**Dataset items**
__________
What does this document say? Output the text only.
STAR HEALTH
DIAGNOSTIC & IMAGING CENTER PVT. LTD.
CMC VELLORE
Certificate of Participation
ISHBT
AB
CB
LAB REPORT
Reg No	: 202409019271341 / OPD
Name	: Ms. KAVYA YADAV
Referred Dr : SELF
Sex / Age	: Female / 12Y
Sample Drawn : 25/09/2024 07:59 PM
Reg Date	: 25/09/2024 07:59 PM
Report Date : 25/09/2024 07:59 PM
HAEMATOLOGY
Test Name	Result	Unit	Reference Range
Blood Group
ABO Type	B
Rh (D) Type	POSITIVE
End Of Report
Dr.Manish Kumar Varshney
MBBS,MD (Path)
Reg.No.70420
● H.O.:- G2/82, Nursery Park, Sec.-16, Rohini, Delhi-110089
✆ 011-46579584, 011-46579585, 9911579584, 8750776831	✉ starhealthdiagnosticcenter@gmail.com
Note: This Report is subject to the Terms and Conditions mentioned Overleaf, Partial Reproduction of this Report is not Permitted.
__________
**CHALLENGE**
The data above must be returned in full, exactly as written.

**PROBLEM SOLUTION**
What does this document say? Output the text only.
STAR HEALTH
DIAGNOSTIC & IMAGING CENTER PVT. LTD.
CMC VELLORE
Certificate of Participation
ISHBT
AB
CB
LAB REPORT
Reg No	: 202409019271341 / OPD
Name	: Ms. KAVYA YADAV
Referred Dr : SELF
Sex / Age	: Female / 12Y
Sample Drawn : 25/09/2024 07:59 PM
Reg Date	: 25/09/2024 07:59 PM
Report Date : 25/09/2024 07:59 PM
HAEMATOLOGY
Test Name	Result	Unit	Reference Range
Blood Group
ABO Type	B
Rh (D) Type	POSITIVE
End Of Report
Dr.Manish Kumar Varshney
MBBS,MD (Path)
Reg.No.70420
● H.O.:- G2/82, Nursery Park, Sec.-16, Rohini, Delhi-110089
✆ 011-46579584, 011-46579585, 9911579584, 8750776831	✉ starhealthdiagnosticcenter@gmail.com
Note: This Report is subject to the Terms and Conditions mentioned Overleaf, Partial Reproduction of this Report is not Permitted.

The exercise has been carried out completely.